**GOAL:** All of the data must be printed exactly; please include every line.

[Extracted data entries]
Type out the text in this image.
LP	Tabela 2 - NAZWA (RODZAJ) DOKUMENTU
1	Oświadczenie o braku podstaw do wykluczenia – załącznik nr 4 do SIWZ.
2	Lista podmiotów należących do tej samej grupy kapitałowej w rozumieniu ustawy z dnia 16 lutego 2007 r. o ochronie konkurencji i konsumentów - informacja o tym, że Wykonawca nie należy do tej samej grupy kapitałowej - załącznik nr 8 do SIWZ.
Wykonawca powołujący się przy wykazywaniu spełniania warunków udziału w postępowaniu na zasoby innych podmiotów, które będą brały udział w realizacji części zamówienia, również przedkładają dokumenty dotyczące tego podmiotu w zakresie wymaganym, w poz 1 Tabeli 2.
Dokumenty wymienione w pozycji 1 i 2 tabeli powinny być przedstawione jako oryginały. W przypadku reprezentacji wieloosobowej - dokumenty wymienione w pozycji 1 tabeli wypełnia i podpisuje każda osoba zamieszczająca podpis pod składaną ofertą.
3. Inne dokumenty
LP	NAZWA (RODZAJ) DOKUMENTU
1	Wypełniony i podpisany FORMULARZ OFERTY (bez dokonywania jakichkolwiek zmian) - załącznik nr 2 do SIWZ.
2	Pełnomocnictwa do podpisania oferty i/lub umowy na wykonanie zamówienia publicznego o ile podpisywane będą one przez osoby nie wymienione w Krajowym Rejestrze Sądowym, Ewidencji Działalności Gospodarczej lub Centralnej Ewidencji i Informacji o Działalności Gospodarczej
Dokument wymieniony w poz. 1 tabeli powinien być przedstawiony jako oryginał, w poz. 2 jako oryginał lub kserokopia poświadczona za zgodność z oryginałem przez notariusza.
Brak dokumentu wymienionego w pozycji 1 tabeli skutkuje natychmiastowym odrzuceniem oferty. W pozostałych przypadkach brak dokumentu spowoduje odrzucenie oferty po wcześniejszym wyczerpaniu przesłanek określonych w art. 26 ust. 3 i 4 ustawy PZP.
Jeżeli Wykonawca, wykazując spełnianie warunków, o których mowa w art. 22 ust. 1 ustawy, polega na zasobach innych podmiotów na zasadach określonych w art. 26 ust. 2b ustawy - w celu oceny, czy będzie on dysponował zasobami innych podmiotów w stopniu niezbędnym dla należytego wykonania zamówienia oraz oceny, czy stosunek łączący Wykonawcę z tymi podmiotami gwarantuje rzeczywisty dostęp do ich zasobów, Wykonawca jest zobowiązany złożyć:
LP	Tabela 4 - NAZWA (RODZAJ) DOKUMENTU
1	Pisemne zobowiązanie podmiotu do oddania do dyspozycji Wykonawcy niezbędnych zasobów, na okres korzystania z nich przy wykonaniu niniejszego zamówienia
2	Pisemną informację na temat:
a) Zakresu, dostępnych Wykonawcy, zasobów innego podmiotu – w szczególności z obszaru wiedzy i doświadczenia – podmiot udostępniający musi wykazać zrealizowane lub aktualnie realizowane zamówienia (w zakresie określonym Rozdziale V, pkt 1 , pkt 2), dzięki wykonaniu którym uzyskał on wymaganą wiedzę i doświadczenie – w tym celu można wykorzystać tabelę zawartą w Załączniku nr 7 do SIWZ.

**RESPONSE TO THIS EXERCISE:**
Type out the text in this image.
LP	Tabela 2 - NAZWA (RODZAJ) DOKUMENTU
1	Oświadczenie o braku podstaw do wykluczenia – załącznik nr 4 do SIWZ.
2	Lista podmiotów należących do tej samej grupy kapitałowej w rozumieniu ustawy z dnia 16 lutego 2007 r. o ochronie konkurencji i konsumentów - informacja o tym, że Wykonawca nie należy do tej samej grupy kapitałowej - załącznik nr 8 do SIWZ.
Wykonawca powołujący się przy wykazywaniu spełniania warunków udziału w postępowaniu na zasoby innych podmiotów, które będą brały udział w realizacji części zamówienia, również przedkładają dokumenty dotyczące tego podmiotu w zakresie wymaganym, w poz 1 Tabeli 2.
Dokumenty wymienione w pozycji 1 i 2 tabeli powinny być przedstawione jako oryginały. W przypadku reprezentacji wieloosobowej - dokumenty wymienione w pozycji 1 tabeli wypełnia i podpisuje każda osoba zamieszczająca podpis pod składaną ofertą.
3. Inne dokumenty
LP	NAZWA (RODZAJ) DOKUMENTU
1	Wypełniony i podpisany FORMULARZ OFERTY (bez dokonywania jakichkolwiek zmian) - załącznik nr 2 do SIWZ.
2	Pełnomocnictwa do podpisania oferty i/lub umowy na wykonanie zamówienia publicznego o ile podpisywane będą one przez osoby nie wymienione w Krajowym Rejestrze Sądowym, Ewidencji Działalności Gospodarczej lub Centralnej Ewidencji i Informacji o Działalności Gospodarczej
Dokument wymieniony w poz. 1 tabeli powinien być przedstawiony jako oryginał, w poz. 2 jako oryginał lub kserokopia poświadczona za zgodność z oryginałem przez notariusza.
Brak dokumentu wymienionego w pozycji 1 tabeli skutkuje natychmiastowym odrzuceniem oferty. W pozostałych przypadkach brak dokumentu spowoduje odrzucenie oferty po wcześniejszym wyczerpaniu przesłanek określonych w art. 26 ust. 3 i 4 ustawy PZP.
Jeżeli Wykonawca, wykazując spełnianie warunków, o których mowa w art. 22 ust. 1 ustawy, polega na zasobach innych podmiotów na zasadach określonych w art. 26 ust. 2b ustawy - w celu oceny, czy będzie on dysponował zasobami innych podmiotów w stopniu niezbędnym dla należytego wykonania zamówienia oraz oceny, czy stosunek łączący Wykonawcę z tymi podmiotami gwarantuje rzeczywisty dostęp do ich zasobów, Wykonawca jest zobowiązany złożyć:
LP	Tabela 4 - NAZWA (RODZAJ) DOKUMENTU
1	Pisemne zobowiązanie podmiotu do oddania do dyspozycji Wykonawcy niezbędnych zasobów, na okres korzystania z nich przy wykonaniu niniejszego zamówienia
2	Pisemną informację na temat:
a) Zakresu, dostępnych Wykonawcy, zasobów innego podmiotu – w szczególności z obszaru wiedzy i doświadczenia – podmiot udostępniający musi wykazać zrealizowane lub aktualnie realizowane zamówienia (w zakresie określonym Rozdziale V, pkt 1 , pkt 2), dzięki wykonaniu którym uzyskał on wymaganą wiedzę i doświadczenie – w tym celu można wykorzystać tabelę zawartą w Załączniku nr 7 do SIWZ.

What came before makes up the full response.